PROBLEM REQUIREMENTS
Establish how many lines in the material include the string "subtitle" and report it as a lone number.

━━ INPUT RECORDS

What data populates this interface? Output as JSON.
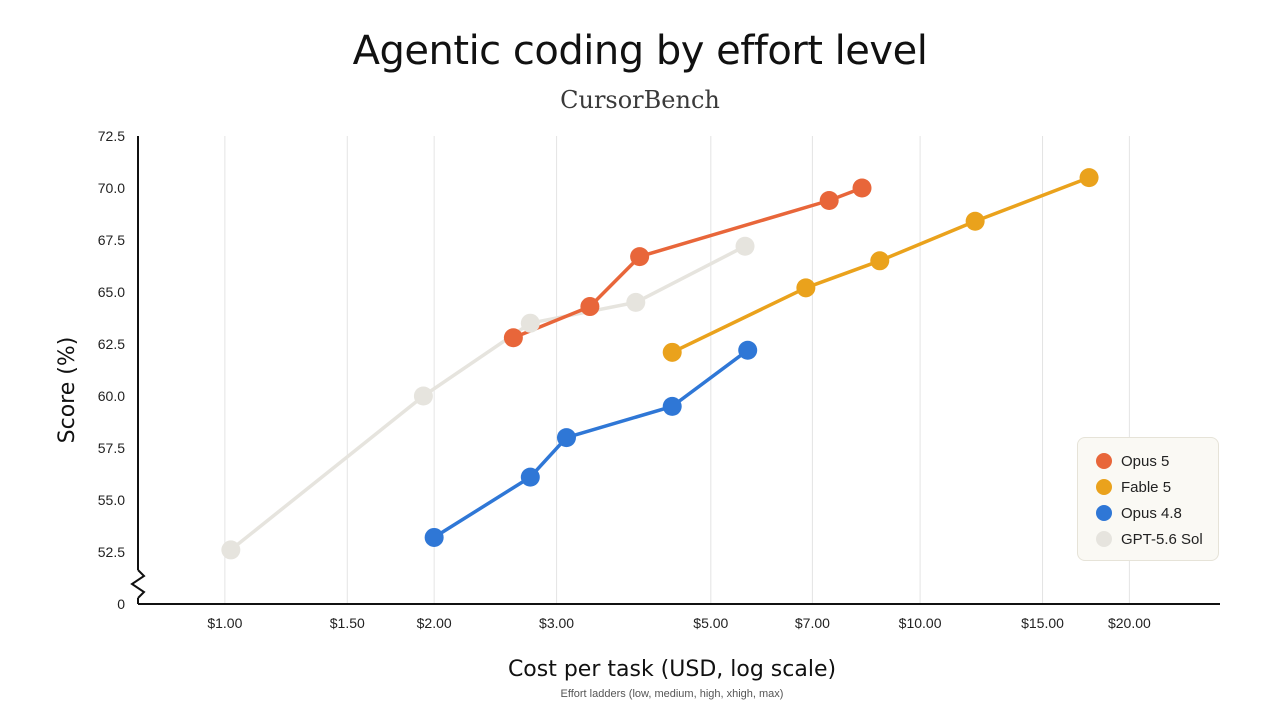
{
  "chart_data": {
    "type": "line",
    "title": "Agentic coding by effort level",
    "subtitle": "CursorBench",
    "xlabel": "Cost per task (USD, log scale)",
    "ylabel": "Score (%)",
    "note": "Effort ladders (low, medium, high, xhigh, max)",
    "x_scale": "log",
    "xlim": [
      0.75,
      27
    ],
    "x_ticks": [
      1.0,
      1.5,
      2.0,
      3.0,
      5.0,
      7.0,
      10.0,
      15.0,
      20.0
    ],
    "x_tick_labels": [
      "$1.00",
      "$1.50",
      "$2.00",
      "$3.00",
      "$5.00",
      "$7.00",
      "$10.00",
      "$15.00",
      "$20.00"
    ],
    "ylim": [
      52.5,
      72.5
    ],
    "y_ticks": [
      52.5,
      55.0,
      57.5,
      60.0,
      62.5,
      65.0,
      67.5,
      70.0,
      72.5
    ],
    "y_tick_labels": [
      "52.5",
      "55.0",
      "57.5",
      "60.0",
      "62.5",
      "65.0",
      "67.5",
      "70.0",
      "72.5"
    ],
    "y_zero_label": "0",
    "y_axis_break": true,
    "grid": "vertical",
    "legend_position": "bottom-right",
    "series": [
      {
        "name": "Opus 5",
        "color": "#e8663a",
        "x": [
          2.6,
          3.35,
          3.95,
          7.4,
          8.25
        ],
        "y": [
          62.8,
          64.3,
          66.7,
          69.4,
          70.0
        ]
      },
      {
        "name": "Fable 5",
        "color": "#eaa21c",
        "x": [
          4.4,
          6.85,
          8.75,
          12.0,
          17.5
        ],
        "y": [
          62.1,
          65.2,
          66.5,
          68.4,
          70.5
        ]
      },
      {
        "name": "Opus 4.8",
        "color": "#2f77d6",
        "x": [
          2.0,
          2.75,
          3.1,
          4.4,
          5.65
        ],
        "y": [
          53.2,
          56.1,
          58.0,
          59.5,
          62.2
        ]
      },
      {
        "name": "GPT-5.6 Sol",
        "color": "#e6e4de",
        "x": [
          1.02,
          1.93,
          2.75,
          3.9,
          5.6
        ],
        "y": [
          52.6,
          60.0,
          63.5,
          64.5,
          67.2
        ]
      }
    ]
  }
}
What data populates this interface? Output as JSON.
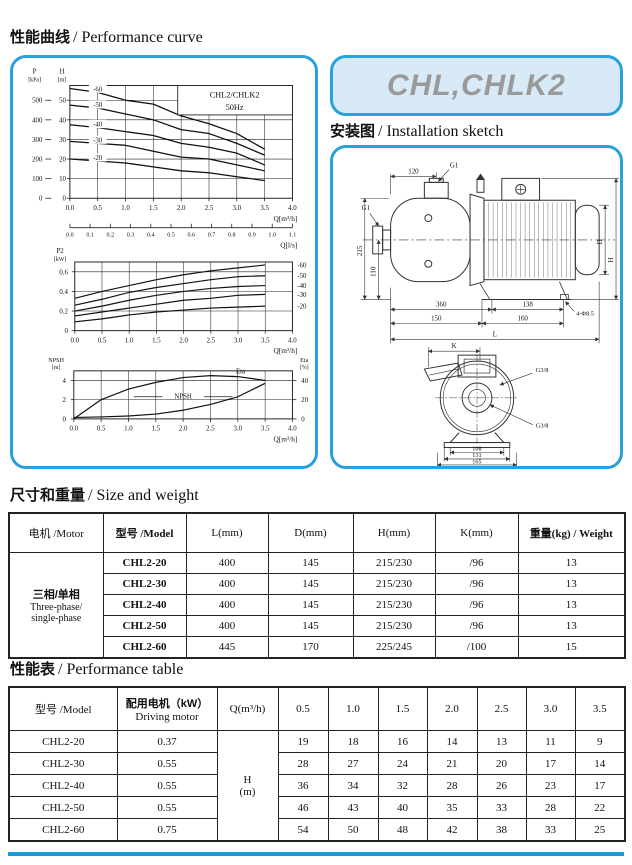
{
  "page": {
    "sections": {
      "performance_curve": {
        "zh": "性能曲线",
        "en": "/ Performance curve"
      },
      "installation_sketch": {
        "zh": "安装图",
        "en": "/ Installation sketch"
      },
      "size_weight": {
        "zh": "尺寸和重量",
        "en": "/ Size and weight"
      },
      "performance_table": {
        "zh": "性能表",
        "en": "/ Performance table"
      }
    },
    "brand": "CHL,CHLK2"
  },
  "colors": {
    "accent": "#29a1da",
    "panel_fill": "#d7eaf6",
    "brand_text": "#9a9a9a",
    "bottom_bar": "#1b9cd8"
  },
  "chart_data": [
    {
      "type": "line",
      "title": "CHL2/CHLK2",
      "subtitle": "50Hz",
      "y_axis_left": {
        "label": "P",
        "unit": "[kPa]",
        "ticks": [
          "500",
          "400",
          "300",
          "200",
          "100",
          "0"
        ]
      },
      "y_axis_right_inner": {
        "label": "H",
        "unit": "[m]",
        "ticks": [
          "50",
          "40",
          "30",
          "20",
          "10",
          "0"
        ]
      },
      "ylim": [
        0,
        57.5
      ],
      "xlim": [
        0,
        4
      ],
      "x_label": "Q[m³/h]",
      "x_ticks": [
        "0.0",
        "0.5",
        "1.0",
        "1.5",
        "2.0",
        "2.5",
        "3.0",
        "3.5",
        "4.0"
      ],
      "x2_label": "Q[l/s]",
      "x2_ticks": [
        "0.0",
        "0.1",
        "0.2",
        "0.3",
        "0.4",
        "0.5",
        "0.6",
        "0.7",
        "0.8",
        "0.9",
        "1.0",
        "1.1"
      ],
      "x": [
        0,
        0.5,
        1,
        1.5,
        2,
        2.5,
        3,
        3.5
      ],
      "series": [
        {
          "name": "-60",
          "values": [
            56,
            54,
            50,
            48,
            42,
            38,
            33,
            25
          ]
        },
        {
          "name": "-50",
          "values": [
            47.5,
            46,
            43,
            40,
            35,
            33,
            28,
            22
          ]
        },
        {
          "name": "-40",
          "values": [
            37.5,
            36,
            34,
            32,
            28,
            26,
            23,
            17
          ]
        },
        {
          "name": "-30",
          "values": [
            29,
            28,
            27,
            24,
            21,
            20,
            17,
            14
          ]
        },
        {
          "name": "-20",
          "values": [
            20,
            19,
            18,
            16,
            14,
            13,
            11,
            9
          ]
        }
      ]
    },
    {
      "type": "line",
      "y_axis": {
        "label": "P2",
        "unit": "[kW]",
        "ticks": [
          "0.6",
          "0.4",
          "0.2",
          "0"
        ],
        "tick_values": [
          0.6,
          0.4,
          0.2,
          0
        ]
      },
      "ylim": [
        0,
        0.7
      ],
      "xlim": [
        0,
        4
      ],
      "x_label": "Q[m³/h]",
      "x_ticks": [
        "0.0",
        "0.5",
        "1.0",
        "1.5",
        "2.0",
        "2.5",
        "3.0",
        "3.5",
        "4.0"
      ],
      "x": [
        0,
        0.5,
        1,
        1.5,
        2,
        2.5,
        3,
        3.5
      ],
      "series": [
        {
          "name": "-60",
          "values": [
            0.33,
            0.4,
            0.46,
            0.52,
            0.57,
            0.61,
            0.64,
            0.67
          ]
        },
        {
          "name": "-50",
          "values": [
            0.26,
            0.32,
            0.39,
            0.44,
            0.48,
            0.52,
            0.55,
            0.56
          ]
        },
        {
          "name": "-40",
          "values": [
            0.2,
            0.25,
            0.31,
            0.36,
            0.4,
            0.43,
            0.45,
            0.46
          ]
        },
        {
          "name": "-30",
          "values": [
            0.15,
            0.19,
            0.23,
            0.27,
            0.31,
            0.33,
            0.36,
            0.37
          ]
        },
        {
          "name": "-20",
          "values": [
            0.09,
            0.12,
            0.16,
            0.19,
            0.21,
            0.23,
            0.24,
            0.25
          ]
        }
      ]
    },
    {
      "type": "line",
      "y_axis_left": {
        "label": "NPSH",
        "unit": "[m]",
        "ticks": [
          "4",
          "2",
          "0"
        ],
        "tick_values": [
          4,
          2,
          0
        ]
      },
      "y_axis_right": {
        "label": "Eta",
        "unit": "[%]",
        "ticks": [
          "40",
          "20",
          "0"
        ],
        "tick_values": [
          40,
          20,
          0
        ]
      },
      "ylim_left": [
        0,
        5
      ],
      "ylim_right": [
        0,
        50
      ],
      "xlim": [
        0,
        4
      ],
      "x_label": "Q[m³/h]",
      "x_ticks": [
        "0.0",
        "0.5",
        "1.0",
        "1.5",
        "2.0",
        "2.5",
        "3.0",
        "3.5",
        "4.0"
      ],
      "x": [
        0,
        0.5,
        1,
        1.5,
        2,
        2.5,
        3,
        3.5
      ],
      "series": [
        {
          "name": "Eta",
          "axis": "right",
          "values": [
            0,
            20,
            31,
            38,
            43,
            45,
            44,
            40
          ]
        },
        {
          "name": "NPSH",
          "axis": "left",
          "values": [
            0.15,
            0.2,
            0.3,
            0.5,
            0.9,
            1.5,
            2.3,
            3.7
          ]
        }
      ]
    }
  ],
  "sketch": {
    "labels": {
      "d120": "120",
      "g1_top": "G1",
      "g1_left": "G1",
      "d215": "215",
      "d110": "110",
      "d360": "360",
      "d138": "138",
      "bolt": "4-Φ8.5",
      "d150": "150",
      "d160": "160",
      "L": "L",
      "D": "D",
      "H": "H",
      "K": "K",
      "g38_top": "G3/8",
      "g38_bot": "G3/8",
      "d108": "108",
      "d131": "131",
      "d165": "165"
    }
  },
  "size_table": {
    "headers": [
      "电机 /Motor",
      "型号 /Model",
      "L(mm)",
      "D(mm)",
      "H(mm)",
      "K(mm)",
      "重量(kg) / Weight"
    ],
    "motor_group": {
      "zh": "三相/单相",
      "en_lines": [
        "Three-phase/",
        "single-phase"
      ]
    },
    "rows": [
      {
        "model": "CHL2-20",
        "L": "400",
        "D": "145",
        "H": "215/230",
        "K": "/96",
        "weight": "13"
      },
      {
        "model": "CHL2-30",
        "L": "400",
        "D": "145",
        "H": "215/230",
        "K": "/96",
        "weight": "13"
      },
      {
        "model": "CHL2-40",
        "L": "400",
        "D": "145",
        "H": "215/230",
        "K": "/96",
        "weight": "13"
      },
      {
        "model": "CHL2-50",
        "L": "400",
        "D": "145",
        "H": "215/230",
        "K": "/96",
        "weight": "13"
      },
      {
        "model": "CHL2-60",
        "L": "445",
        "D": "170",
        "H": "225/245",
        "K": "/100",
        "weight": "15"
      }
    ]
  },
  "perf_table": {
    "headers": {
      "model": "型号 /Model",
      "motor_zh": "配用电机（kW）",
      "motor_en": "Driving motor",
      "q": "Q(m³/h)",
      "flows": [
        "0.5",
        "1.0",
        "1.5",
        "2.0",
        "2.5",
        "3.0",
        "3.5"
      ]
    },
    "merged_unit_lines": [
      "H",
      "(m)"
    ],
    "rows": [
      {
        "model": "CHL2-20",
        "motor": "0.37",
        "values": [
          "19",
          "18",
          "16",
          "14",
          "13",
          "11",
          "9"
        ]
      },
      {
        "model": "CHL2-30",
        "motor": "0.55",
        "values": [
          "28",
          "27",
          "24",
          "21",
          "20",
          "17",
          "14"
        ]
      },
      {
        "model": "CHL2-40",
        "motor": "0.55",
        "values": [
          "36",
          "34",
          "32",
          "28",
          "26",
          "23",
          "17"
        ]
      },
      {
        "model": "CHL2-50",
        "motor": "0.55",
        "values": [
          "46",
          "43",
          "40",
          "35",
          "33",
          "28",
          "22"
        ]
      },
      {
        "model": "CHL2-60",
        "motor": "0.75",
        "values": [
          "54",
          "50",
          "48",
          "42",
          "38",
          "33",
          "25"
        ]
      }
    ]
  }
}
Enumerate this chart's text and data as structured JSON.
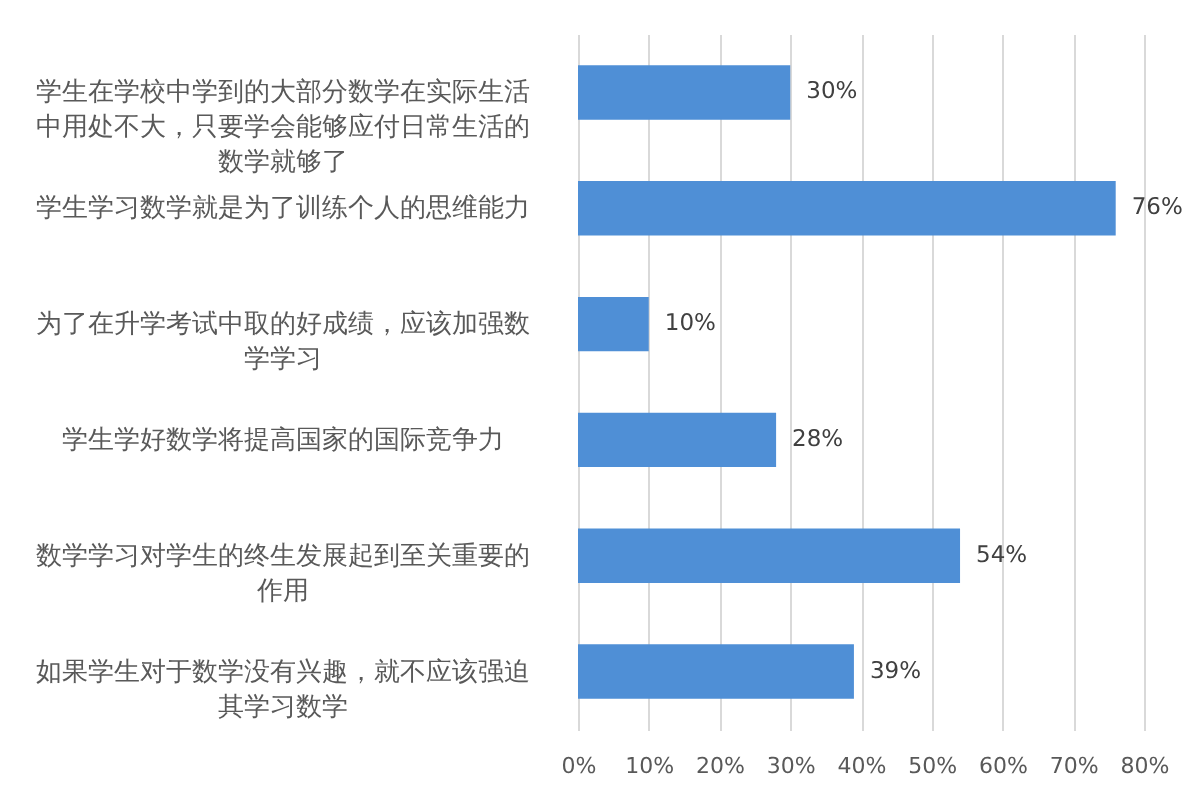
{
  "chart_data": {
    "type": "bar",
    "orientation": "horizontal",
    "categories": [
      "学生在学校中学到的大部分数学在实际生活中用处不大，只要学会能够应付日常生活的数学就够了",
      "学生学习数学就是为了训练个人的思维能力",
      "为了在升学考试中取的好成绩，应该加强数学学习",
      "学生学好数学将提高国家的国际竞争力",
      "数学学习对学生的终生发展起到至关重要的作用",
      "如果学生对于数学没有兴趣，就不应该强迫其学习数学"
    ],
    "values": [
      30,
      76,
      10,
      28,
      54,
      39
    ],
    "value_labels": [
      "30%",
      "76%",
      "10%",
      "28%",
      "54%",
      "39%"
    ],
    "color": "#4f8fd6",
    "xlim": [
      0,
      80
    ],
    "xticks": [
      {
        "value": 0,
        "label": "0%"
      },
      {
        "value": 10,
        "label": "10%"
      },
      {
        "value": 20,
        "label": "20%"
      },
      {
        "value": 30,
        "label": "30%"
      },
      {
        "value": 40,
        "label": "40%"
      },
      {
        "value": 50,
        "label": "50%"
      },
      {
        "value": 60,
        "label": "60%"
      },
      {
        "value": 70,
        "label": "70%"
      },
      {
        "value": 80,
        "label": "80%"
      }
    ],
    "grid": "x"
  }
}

━━━━

TASK SOLUTION
2